● PASSAGE SHOWN:
━━━━━━━━━━
HA - power glitch could kill two devices I guess - I’ve seen PCs blow even though UPS protected - albeit with really dodgy power grids in Africa!

How remote Australia. Central AUS.
Are the locations these devices are in cooled. As in less than 25 deg c

So when the power goes down what happens to the temp in the locations??

We know that central Australia goes way over 45 deg C.

But yes i agree with [elvisimprsntr]

Get a good UPS and look at HA.

Some Netgate devices also come with the option for a M.2 ssd. Would this maybe be a more tolerant option than the eMMC? I also had a recent failing eMMC on a 6100 (with ZFS).

Edit: found some answers about SSD here: Netgate 6100 base or max? Logging and eMMC longevity?

Hi @Jaybird3043 welcome to the forum :grinning:. Very sorry to hear about your 6100. Yes the SSD option is worth it. Only a little more $$$ €€€ and it’s replaceable. eMMC is not and the unit is worthless if it fails. So SSD option is basically a kind of insurance.
I’m still running 2100 with 128GB SSD, very nice.

Hi @CableDude, thank you for your insights! I agree that it is a nice insurance and will definitely add it to my next device.

1 Like

I could probably add to the discussion to, I’ve had the best success using just standard off the shelf computer hardware. I’ve operated a HP Thin Client in a Hot + Humid shed in North Queensland for the last 3 years with now hardware failures - No Air-Con or AC. An SSD with cooling fan for airflow and a system that has adequate heat-sink paste is more than capable of running in hot environments.
━━━━━━━━━━
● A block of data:
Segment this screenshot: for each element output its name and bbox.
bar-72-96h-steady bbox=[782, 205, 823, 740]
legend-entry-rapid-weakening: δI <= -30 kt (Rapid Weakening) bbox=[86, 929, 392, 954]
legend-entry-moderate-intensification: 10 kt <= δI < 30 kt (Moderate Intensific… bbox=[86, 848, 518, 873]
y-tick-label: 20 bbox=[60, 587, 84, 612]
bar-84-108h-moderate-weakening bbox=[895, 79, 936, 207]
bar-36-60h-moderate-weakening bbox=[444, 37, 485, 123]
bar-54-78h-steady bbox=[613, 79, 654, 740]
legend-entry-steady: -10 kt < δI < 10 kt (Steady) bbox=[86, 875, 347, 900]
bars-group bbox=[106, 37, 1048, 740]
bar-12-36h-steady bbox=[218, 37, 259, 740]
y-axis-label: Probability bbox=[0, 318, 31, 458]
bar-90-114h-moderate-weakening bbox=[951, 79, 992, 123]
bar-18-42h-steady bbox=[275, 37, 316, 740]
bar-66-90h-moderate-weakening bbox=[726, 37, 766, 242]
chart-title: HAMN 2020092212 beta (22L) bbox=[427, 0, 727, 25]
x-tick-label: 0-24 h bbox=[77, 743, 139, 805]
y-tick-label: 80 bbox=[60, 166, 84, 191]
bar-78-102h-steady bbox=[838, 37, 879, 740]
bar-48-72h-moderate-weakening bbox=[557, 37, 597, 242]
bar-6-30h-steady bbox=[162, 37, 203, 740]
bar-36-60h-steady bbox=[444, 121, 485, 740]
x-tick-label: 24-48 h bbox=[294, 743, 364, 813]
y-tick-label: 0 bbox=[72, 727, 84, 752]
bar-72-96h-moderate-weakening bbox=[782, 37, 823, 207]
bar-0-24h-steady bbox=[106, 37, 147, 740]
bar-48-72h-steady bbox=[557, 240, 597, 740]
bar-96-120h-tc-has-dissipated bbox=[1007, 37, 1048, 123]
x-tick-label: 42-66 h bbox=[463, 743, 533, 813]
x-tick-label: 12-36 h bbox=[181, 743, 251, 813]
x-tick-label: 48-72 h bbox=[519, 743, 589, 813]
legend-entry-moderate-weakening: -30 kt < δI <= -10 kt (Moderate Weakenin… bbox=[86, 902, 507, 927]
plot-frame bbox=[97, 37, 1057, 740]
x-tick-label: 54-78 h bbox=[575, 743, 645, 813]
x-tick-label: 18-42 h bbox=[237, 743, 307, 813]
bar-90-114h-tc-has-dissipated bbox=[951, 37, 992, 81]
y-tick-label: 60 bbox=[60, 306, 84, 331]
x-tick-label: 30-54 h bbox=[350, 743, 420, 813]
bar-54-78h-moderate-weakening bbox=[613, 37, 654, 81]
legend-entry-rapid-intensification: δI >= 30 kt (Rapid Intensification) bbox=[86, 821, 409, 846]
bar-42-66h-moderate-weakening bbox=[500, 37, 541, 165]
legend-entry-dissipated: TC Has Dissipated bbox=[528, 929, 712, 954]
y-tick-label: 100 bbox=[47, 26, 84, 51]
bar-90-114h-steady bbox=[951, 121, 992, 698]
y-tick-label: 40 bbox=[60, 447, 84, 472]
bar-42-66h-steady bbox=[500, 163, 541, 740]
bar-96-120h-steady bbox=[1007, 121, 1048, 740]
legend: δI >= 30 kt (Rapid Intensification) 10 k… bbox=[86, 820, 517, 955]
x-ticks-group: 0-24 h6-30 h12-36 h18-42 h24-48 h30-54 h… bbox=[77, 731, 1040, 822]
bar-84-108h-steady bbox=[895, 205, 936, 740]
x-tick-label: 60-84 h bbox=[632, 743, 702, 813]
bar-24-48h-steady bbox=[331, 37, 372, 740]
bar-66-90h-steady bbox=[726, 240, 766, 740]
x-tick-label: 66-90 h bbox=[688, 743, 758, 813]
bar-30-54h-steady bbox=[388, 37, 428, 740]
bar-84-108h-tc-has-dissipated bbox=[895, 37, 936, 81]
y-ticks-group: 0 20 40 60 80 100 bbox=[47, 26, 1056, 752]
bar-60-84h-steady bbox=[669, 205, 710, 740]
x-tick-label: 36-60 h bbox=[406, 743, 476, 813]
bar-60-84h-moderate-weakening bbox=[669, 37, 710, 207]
━━━━━━━━━━
● TO DO:
1. Transcribe the part of the forum thread about Netgate storage starting with "But yes i agree" and going on through "kind of insurance.".
2. In the forum thread about Netgate storage, how long has the HP Thin Client been run in the shed in North Queensland?
3. Take the forum thread about Netgate storage and hot environments further, starting after its final post.

● THE ANSWERS:
1.
But yes i agree with [elvisimprsntr]

Get a good UPS and look at HA.

Some Netgate devices also come with the option for a M.2 ssd. Would this maybe be a more tolerant option than the eMMC? I also had a recent failing eMMC on a 6100 (with ZFS).

Edit: found some answers about SSD here: Netgate 6100 base or max? Logging and eMMC longevity?

Hi @Jaybird3043 welcome to the forum :grinning:. Very sorry to hear about your 6100. Yes the SSD option is worth it. Only a little more $$$ €€€ and it’s replaceable. eMMC is not and the unit is worthless if it fails. So SSD option is basically a kind of insurance.

2. For the last 3 years.

3.
I wouldn’t want to run a fanless system though in remote Australia (The like of Mt Isa/Julia Creek) - My thoughts are Airflow is important when there’s no AC available.

Given that all media will fail at some point and so one just has to make a plan for when that happens, is there any real world experience on making the boot media fault tolerant via mirroring in ZFS or otherwise?

I had tried using USB sticks for very simple low-write configs (primarily since a non-skilled user at a remote site can easily swap out to a cloned backup stick) but even premium sticks failed regularly so am looking for a balance between reliability, cost and recovery from failures without skilled intervention.

1 Like

This would be very nice.